_The records_:
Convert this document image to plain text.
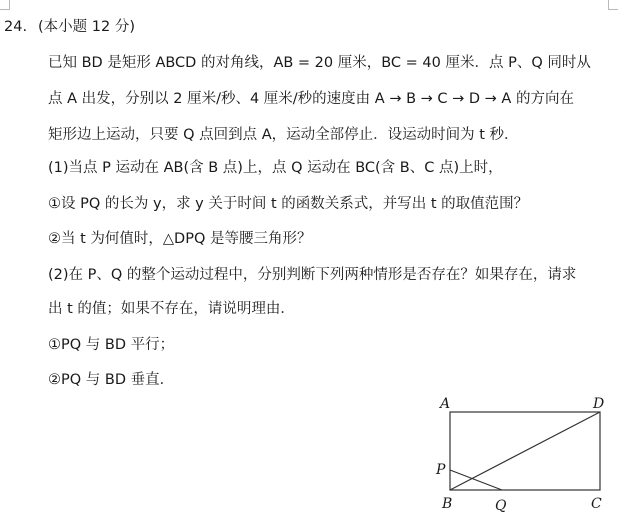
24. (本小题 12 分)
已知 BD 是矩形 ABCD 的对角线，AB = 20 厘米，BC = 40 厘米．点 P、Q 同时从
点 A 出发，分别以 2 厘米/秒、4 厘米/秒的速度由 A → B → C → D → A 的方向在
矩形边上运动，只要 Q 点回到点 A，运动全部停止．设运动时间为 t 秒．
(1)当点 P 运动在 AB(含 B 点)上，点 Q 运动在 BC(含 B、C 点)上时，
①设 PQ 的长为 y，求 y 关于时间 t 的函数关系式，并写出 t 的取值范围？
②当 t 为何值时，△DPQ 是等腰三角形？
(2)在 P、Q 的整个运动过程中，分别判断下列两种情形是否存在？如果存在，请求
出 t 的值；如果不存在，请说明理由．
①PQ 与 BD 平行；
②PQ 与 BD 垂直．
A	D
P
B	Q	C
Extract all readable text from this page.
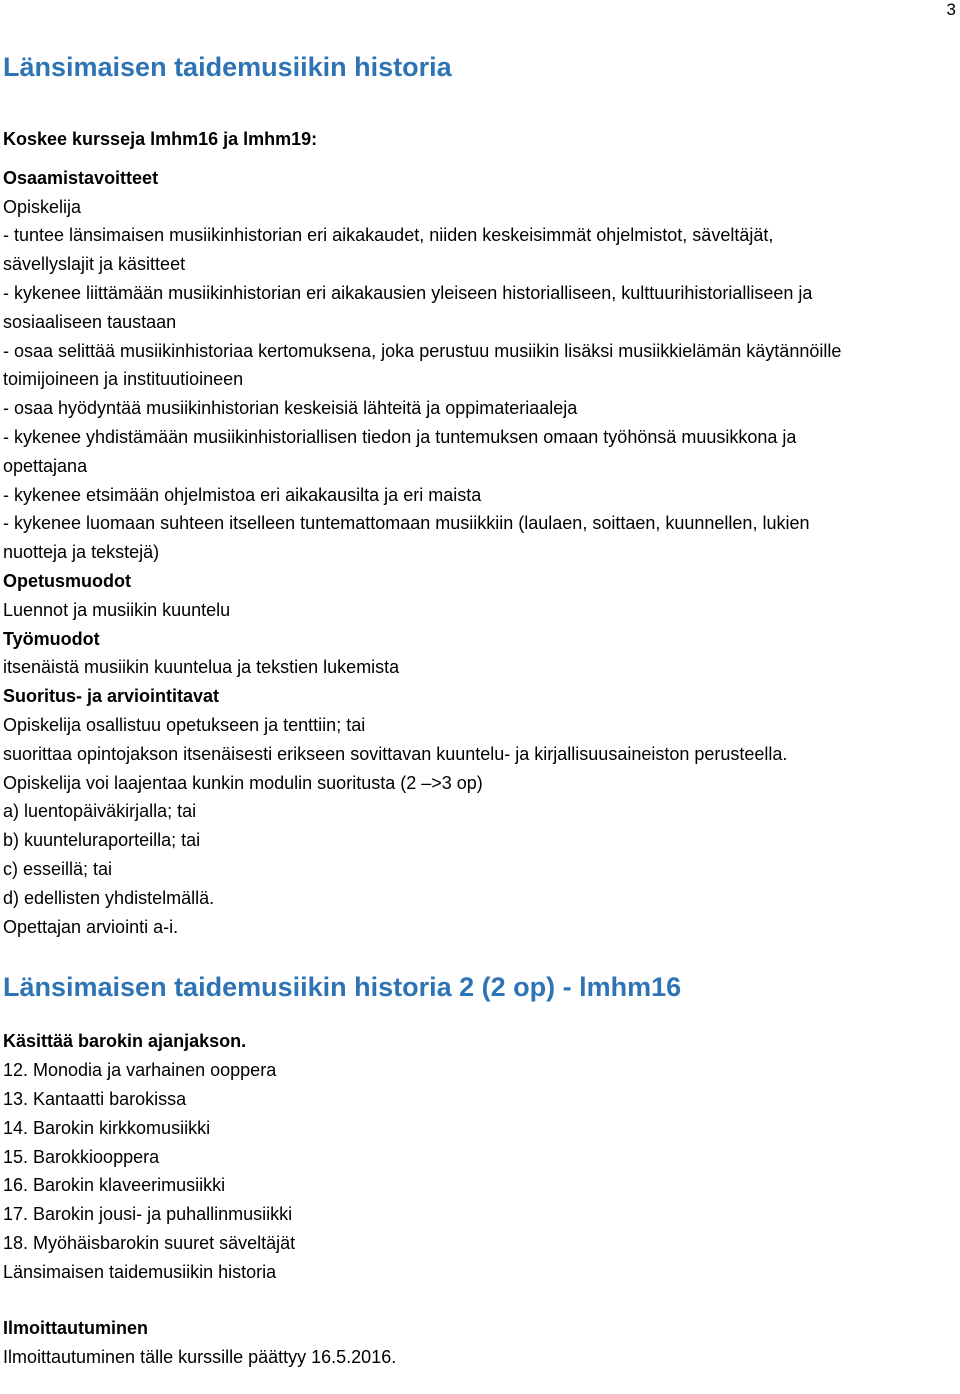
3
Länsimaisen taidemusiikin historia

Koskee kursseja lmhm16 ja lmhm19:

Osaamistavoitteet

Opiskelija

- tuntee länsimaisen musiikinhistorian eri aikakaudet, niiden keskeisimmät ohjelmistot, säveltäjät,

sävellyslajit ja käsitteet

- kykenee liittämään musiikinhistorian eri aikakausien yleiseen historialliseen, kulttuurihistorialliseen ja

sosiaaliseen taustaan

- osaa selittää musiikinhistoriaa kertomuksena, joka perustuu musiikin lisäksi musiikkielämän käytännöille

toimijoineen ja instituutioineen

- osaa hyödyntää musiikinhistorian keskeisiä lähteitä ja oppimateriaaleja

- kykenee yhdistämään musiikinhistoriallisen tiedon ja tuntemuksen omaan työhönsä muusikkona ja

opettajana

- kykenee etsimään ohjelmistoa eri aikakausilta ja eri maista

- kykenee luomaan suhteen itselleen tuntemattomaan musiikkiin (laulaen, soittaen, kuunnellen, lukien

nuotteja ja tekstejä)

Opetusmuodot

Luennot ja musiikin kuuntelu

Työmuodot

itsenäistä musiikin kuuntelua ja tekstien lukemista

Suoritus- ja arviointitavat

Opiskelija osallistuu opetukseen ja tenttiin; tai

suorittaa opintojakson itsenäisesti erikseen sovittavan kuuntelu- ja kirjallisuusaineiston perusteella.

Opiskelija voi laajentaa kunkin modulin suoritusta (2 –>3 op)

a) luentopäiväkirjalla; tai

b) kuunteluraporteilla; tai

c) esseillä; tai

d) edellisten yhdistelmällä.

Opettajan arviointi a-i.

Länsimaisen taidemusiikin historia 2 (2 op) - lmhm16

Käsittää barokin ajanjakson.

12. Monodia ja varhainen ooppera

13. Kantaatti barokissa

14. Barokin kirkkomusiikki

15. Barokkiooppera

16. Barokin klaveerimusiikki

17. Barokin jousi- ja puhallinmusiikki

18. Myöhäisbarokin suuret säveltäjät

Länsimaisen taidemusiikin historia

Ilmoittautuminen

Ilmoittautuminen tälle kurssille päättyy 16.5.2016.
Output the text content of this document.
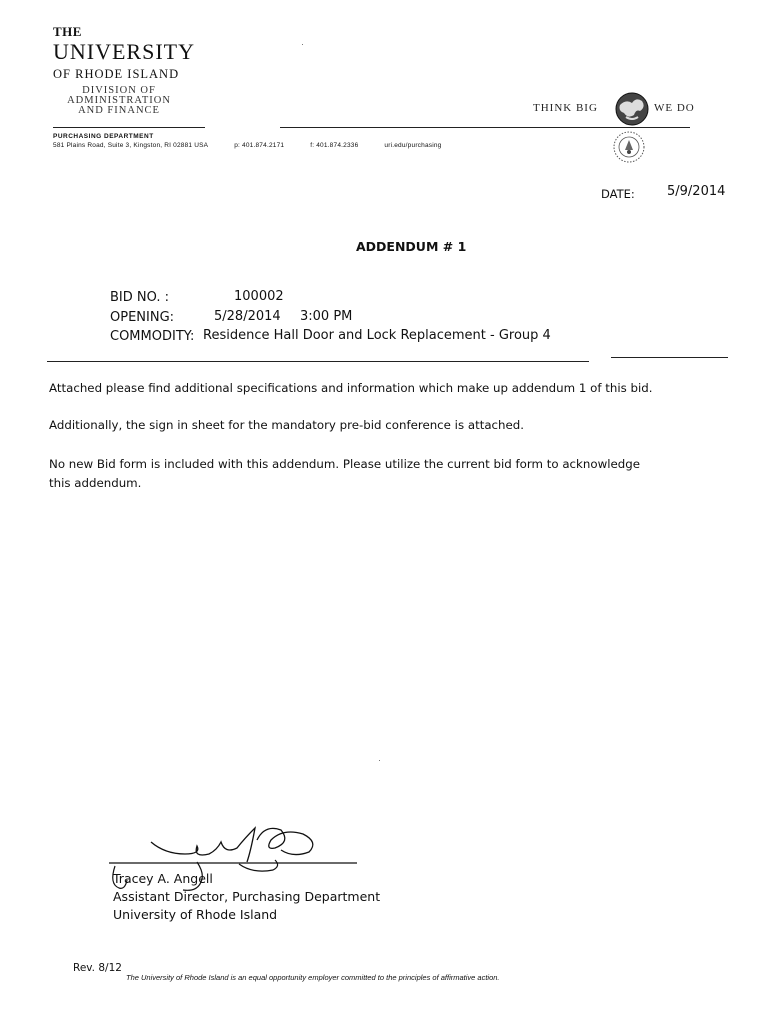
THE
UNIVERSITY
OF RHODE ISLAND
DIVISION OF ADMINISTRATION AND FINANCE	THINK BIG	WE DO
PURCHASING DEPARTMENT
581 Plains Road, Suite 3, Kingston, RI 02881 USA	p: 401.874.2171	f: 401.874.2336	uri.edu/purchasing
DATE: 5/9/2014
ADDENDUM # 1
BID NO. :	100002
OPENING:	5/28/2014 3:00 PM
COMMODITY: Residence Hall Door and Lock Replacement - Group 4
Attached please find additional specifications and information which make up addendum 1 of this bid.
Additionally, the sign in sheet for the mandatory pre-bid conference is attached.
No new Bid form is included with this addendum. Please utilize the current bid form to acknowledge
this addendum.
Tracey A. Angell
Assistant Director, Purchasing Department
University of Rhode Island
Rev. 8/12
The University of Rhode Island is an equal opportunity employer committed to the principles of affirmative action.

_Work instructions_: Search the entries for the string "Opiskelija" and collect each line that has it.

_Response to the exercise_:
Opiskelija
Opiskelija osallistuu opetukseen ja tenttiin; tai
Opiskelija voi laajentaa kunkin modulin suoritusta (2 –>3 op)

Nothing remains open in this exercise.